§ **WHAT IS NEEDED**
Copy every line of the records below without changing anything.

§ **LISTING**

* BEGIN *

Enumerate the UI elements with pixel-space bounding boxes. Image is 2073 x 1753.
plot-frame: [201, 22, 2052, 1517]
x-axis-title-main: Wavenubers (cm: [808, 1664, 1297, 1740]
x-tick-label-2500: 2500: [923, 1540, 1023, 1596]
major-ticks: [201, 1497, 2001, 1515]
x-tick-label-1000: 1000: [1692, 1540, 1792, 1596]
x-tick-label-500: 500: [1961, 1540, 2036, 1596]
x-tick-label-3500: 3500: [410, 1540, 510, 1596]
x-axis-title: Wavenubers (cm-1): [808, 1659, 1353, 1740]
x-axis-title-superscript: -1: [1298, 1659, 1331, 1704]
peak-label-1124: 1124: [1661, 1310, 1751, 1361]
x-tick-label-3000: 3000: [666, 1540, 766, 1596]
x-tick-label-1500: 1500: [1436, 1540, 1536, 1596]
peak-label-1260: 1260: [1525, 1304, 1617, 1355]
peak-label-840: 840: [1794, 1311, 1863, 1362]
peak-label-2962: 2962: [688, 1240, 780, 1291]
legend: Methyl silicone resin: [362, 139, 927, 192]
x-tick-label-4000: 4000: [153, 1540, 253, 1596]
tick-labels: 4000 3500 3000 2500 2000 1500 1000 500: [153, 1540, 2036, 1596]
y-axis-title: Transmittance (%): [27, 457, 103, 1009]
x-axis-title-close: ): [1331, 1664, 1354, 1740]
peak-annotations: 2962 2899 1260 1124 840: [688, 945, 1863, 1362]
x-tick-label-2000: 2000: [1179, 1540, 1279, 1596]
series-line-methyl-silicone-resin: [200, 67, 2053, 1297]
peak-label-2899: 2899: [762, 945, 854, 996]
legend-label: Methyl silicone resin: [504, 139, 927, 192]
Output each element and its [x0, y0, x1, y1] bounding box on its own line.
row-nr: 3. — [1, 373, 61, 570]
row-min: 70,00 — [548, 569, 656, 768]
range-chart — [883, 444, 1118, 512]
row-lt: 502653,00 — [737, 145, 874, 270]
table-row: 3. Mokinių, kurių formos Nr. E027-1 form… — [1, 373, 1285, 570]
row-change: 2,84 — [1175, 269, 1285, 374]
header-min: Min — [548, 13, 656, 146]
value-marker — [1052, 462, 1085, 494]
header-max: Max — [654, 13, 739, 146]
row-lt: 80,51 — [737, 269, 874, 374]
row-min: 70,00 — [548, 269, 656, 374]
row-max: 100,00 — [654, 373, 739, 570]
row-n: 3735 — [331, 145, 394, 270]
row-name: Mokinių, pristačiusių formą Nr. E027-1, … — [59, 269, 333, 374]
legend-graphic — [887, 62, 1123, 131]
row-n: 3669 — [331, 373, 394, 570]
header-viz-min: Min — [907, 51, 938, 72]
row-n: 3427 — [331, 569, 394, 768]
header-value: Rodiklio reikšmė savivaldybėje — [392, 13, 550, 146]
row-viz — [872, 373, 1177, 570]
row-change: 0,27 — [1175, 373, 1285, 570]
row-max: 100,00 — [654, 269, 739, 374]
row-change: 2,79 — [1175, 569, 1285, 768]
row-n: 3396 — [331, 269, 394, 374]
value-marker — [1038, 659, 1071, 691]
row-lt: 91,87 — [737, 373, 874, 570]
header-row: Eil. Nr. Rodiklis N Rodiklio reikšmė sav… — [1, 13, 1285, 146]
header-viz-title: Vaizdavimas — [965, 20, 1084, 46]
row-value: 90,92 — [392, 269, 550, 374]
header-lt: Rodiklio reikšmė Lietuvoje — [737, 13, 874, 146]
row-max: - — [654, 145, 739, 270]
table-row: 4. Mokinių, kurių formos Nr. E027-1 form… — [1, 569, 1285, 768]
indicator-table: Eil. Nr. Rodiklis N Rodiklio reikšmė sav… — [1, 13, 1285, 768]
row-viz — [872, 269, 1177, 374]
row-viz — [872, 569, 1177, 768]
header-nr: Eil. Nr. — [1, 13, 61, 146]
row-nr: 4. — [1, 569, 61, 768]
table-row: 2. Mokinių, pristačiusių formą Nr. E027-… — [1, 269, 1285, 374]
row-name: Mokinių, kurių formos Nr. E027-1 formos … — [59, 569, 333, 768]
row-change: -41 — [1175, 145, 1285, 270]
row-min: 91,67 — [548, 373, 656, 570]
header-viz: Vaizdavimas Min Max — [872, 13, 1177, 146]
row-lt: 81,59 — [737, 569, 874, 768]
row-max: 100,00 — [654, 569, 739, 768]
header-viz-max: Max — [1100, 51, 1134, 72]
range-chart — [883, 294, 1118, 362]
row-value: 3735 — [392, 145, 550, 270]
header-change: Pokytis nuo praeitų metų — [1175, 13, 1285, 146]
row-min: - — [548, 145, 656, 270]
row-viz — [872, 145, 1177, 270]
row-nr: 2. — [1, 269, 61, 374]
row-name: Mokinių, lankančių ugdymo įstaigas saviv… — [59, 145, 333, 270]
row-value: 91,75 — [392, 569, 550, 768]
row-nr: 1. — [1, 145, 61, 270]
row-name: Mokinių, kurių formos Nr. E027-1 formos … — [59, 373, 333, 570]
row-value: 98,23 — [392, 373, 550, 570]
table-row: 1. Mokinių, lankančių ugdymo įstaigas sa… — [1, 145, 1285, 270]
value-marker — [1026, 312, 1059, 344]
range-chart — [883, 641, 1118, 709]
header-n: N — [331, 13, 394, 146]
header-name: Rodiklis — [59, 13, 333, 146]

* END *

§ **RESULT OF THIS TASK**
Enumerate the UI elements with pixel-space bounding boxes. Image is 2073 x 1753.
plot-frame: [201, 22, 2052, 1517]
x-axis-title-main: Wavenubers (cm: [808, 1664, 1297, 1740]
x-tick-label-2500: 2500: [923, 1540, 1023, 1596]
major-ticks: [201, 1497, 2001, 1515]
x-tick-label-1000: 1000: [1692, 1540, 1792, 1596]
x-tick-label-500: 500: [1961, 1540, 2036, 1596]
x-tick-label-3500: 3500: [410, 1540, 510, 1596]
x-axis-title: Wavenubers (cm-1): [808, 1659, 1353, 1740]
x-axis-title-superscript: -1: [1298, 1659, 1331, 1704]
peak-label-1124: 1124: [1661, 1310, 1751, 1361]
x-tick-label-3000: 3000: [666, 1540, 766, 1596]
x-tick-label-1500: 1500: [1436, 1540, 1536, 1596]
peak-label-1260: 1260: [1525, 1304, 1617, 1355]
peak-label-840: 840: [1794, 1311, 1863, 1362]
peak-label-2962: 2962: [688, 1240, 780, 1291]
legend: Methyl silicone resin: [362, 139, 927, 192]
x-tick-label-4000: 4000: [153, 1540, 253, 1596]
tick-labels: 4000 3500 3000 2500 2000 1500 1000 500: [153, 1540, 2036, 1596]
y-axis-title: Transmittance (%): [27, 457, 103, 1009]
x-axis-title-close: ): [1331, 1664, 1354, 1740]
peak-annotations: 2962 2899 1260 1124 840: [688, 945, 1863, 1362]
x-tick-label-2000: 2000: [1179, 1540, 1279, 1596]
series-line-methyl-silicone-resin: [200, 67, 2053, 1297]
peak-label-2899: 2899: [762, 945, 854, 996]
legend-label: Methyl silicone resin: [504, 139, 927, 192]
Output each element and its [x0, y0, x1, y1] bounding box on its own line.
row-nr: 3. — [1, 373, 61, 570]
row-min: 70,00 — [548, 569, 656, 768]
range-chart — [883, 444, 1118, 512]
row-lt: 502653,00 — [737, 145, 874, 270]
table-row: 3. Mokinių, kurių formos Nr. E027-1 form… — [1, 373, 1285, 570]
row-change: 2,84 — [1175, 269, 1285, 374]
header-min: Min — [548, 13, 656, 146]
value-marker — [1052, 462, 1085, 494]
header-max: Max — [654, 13, 739, 146]
row-lt: 80,51 — [737, 269, 874, 374]
row-min: 70,00 — [548, 269, 656, 374]
row-max: 100,00 — [654, 373, 739, 570]
row-n: 3735 — [331, 145, 394, 270]
row-name: Mokinių, pristačiusių formą Nr. E027-1, … — [59, 269, 333, 374]
legend-graphic — [887, 62, 1123, 131]
row-n: 3669 — [331, 373, 394, 570]
header-viz-min: Min — [907, 51, 938, 72]
row-n: 3427 — [331, 569, 394, 768]
header-value: Rodiklio reikšmė savivaldybėje — [392, 13, 550, 146]
row-viz — [872, 373, 1177, 570]
row-change: 0,27 — [1175, 373, 1285, 570]
row-max: 100,00 — [654, 269, 739, 374]
row-change: 2,79 — [1175, 569, 1285, 768]
row-n: 3396 — [331, 269, 394, 374]
value-marker — [1038, 659, 1071, 691]
row-lt: 91,87 — [737, 373, 874, 570]
header-row: Eil. Nr. Rodiklis N Rodiklio reikšmė sav… — [1, 13, 1285, 146]
header-viz-title: Vaizdavimas — [965, 20, 1084, 46]
row-value: 90,92 — [392, 269, 550, 374]
header-lt: Rodiklio reikšmė Lietuvoje — [737, 13, 874, 146]
row-max: - — [654, 145, 739, 270]
table-row: 4. Mokinių, kurių formos Nr. E027-1 form… — [1, 569, 1285, 768]
indicator-table: Eil. Nr. Rodiklis N Rodiklio reikšmė sav… — [1, 13, 1285, 768]
row-viz — [872, 269, 1177, 374]
row-viz — [872, 569, 1177, 768]
header-nr: Eil. Nr. — [1, 13, 61, 146]
row-nr: 4. — [1, 569, 61, 768]
table-row: 2. Mokinių, pristačiusių formą Nr. E027-… — [1, 269, 1285, 374]
row-name: Mokinių, kurių formos Nr. E027-1 formos … — [59, 569, 333, 768]
row-change: -41 — [1175, 145, 1285, 270]
row-min: 91,67 — [548, 373, 656, 570]
header-viz: Vaizdavimas Min Max — [872, 13, 1177, 146]
row-lt: 81,59 — [737, 569, 874, 768]
row-max: 100,00 — [654, 569, 739, 768]
header-viz-max: Max — [1100, 51, 1134, 72]
range-chart — [883, 294, 1118, 362]
row-value: 3735 — [392, 145, 550, 270]
header-change: Pokytis nuo praeitų metų — [1175, 13, 1285, 146]
row-min: - — [548, 145, 656, 270]
row-viz — [872, 145, 1177, 270]
row-nr: 2. — [1, 269, 61, 374]
row-name: Mokinių, lankančių ugdymo įstaigas saviv… — [59, 145, 333, 270]
row-value: 91,75 — [392, 569, 550, 768]
row-nr: 1. — [1, 145, 61, 270]
row-name: Mokinių, kurių formos Nr. E027-1 formos … — [59, 373, 333, 570]
row-value: 98,23 — [392, 373, 550, 570]
table-row: 1. Mokinių, lankančių ugdymo įstaigas sa… — [1, 145, 1285, 270]
value-marker — [1026, 312, 1059, 344]
range-chart — [883, 641, 1118, 709]
header-n: N — [331, 13, 394, 146]
header-name: Rodiklis — [59, 13, 333, 146]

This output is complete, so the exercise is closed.